- **AIM**
Render the material again word for word, skipping the pictures in it.

-------------------------

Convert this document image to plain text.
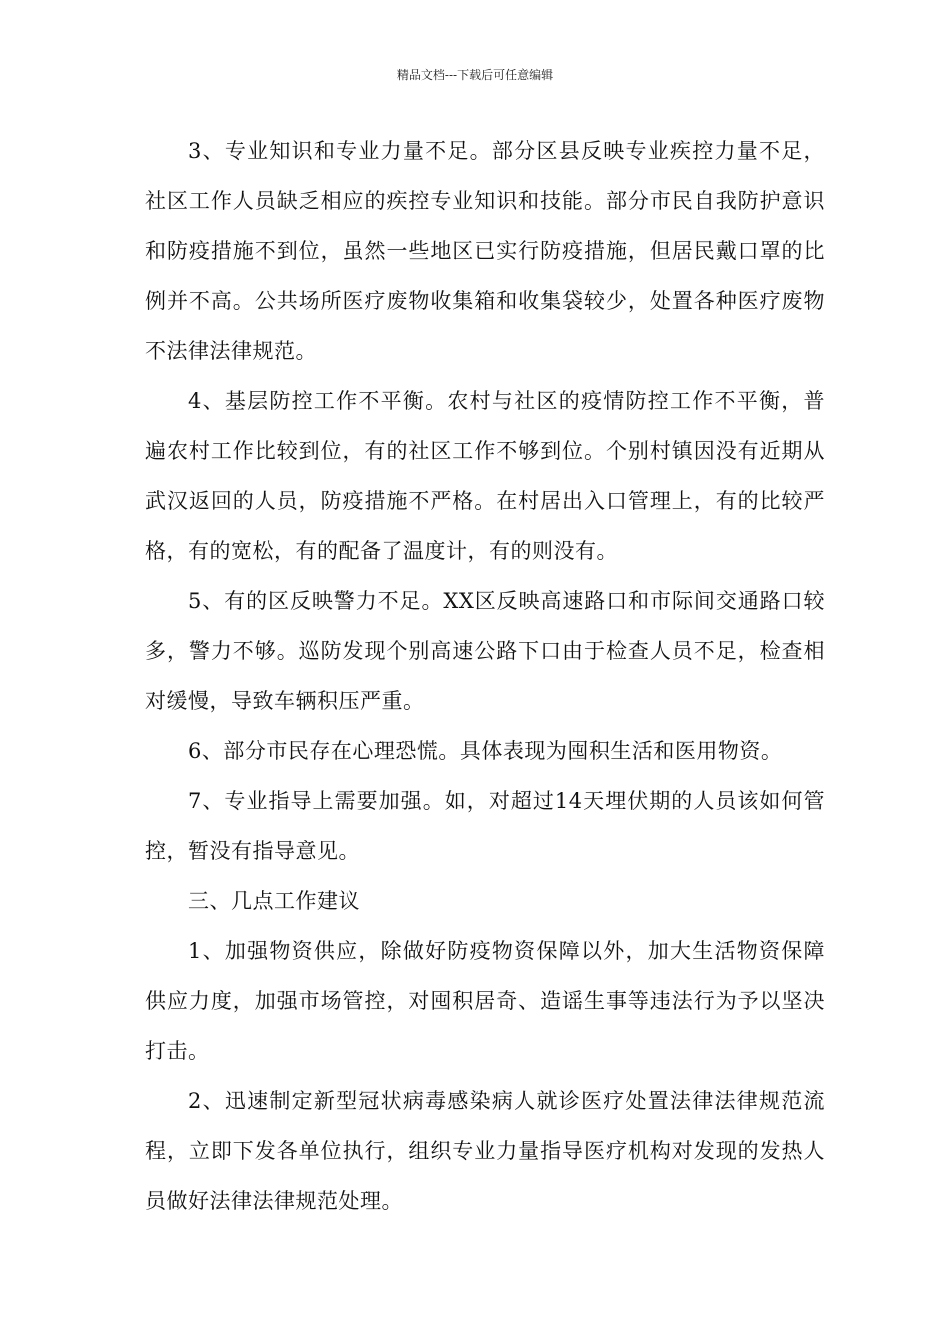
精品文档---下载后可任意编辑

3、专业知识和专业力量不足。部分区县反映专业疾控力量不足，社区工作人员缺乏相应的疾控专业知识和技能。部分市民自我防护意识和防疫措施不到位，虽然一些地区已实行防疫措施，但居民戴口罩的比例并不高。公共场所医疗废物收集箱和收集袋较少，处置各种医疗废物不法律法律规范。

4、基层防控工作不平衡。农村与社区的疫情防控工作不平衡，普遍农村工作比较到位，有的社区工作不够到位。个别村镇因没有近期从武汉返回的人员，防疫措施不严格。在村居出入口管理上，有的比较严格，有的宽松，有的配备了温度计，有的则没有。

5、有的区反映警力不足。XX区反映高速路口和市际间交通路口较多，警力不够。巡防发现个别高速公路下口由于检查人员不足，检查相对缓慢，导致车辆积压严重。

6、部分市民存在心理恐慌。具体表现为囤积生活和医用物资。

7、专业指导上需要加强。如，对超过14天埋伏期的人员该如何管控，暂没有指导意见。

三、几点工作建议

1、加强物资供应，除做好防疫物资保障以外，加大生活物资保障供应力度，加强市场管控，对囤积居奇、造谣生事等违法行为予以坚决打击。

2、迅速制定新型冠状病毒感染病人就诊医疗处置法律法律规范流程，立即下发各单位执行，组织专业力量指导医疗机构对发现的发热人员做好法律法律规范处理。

-------------------------

- **ANSWER IN FULL**
Convert this document image to plain text.
精品文档---下载后可任意编辑

3、专业知识和专业力量不足。部分区县反映专业疾控力量不足，社区工作人员缺乏相应的疾控专业知识和技能。部分市民自我防护意识和防疫措施不到位，虽然一些地区已实行防疫措施，但居民戴口罩的比例并不高。公共场所医疗废物收集箱和收集袋较少，处置各种医疗废物不法律法律规范。

4、基层防控工作不平衡。农村与社区的疫情防控工作不平衡，普遍农村工作比较到位，有的社区工作不够到位。个别村镇因没有近期从武汉返回的人员，防疫措施不严格。在村居出入口管理上，有的比较严格，有的宽松，有的配备了温度计，有的则没有。

5、有的区反映警力不足。XX区反映高速路口和市际间交通路口较多，警力不够。巡防发现个别高速公路下口由于检查人员不足，检查相对缓慢，导致车辆积压严重。

6、部分市民存在心理恐慌。具体表现为囤积生活和医用物资。

7、专业指导上需要加强。如，对超过14天埋伏期的人员该如何管控，暂没有指导意见。

三、几点工作建议

1、加强物资供应，除做好防疫物资保障以外，加大生活物资保障供应力度，加强市场管控，对囤积居奇、造谣生事等违法行为予以坚决打击。

2、迅速制定新型冠状病毒感染病人就诊医疗处置法律法律规范流程，立即下发各单位执行，组织专业力量指导医疗机构对发现的发热人员做好法律法律规范处理。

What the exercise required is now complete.